__Required task__
Output the full listing below exactly as it reads, and skip anything that is a picture.

__Information shown__

══════

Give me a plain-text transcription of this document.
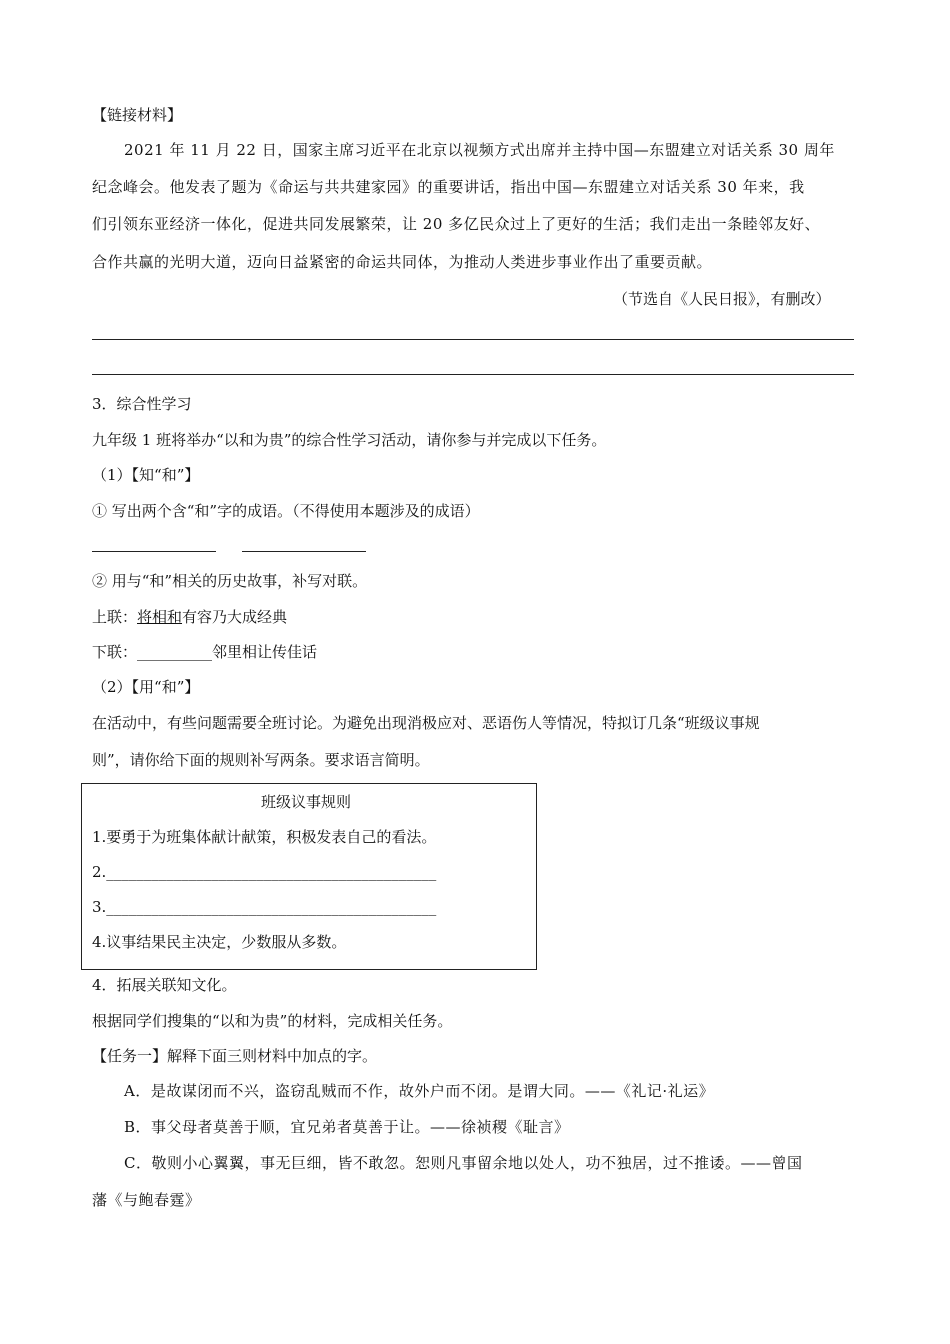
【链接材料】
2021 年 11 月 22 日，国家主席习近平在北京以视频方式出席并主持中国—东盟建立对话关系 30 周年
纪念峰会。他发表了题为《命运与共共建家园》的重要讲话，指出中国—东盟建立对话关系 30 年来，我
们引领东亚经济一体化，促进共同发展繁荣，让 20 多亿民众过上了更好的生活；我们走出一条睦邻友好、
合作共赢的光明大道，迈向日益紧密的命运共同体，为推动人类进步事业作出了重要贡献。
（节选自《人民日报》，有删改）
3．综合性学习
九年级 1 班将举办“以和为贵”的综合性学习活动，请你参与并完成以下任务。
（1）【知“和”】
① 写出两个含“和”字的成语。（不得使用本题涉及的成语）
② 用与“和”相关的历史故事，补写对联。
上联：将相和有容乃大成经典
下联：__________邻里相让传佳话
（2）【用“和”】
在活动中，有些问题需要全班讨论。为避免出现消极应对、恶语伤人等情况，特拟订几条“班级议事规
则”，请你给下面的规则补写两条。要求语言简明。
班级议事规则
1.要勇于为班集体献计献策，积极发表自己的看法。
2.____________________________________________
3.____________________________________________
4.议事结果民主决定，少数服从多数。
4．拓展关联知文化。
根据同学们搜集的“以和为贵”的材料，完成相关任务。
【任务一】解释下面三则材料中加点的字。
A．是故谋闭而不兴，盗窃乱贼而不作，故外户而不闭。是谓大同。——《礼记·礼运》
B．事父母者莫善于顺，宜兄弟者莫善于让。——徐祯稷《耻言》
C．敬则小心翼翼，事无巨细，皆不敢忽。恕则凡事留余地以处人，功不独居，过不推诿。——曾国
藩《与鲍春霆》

══════

__Full output__
Give me a plain-text transcription of this document.
【链接材料】
2021 年 11 月 22 日，国家主席习近平在北京以视频方式出席并主持中国—东盟建立对话关系 30 周年
纪念峰会。他发表了题为《命运与共共建家园》的重要讲话，指出中国—东盟建立对话关系 30 年来，我
们引领东亚经济一体化，促进共同发展繁荣，让 20 多亿民众过上了更好的生活；我们走出一条睦邻友好、
合作共赢的光明大道，迈向日益紧密的命运共同体，为推动人类进步事业作出了重要贡献。
（节选自《人民日报》，有删改）
3．综合性学习
九年级 1 班将举办“以和为贵”的综合性学习活动，请你参与并完成以下任务。
（1）【知“和”】
① 写出两个含“和”字的成语。（不得使用本题涉及的成语）
② 用与“和”相关的历史故事，补写对联。
上联：将相和有容乃大成经典
下联：__________邻里相让传佳话
（2）【用“和”】
在活动中，有些问题需要全班讨论。为避免出现消极应对、恶语伤人等情况，特拟订几条“班级议事规
则”，请你给下面的规则补写两条。要求语言简明。
班级议事规则
1.要勇于为班集体献计献策，积极发表自己的看法。
2.____________________________________________
3.____________________________________________
4.议事结果民主决定，少数服从多数。
4．拓展关联知文化。
根据同学们搜集的“以和为贵”的材料，完成相关任务。
【任务一】解释下面三则材料中加点的字。
A．是故谋闭而不兴，盗窃乱贼而不作，故外户而不闭。是谓大同。——《礼记·礼运》
B．事父母者莫善于顺，宜兄弟者莫善于让。——徐祯稷《耻言》
C．敬则小心翼翼，事无巨细，皆不敢忽。恕则凡事留余地以处人，功不独居，过不推诿。——曾国
藩《与鲍春霆》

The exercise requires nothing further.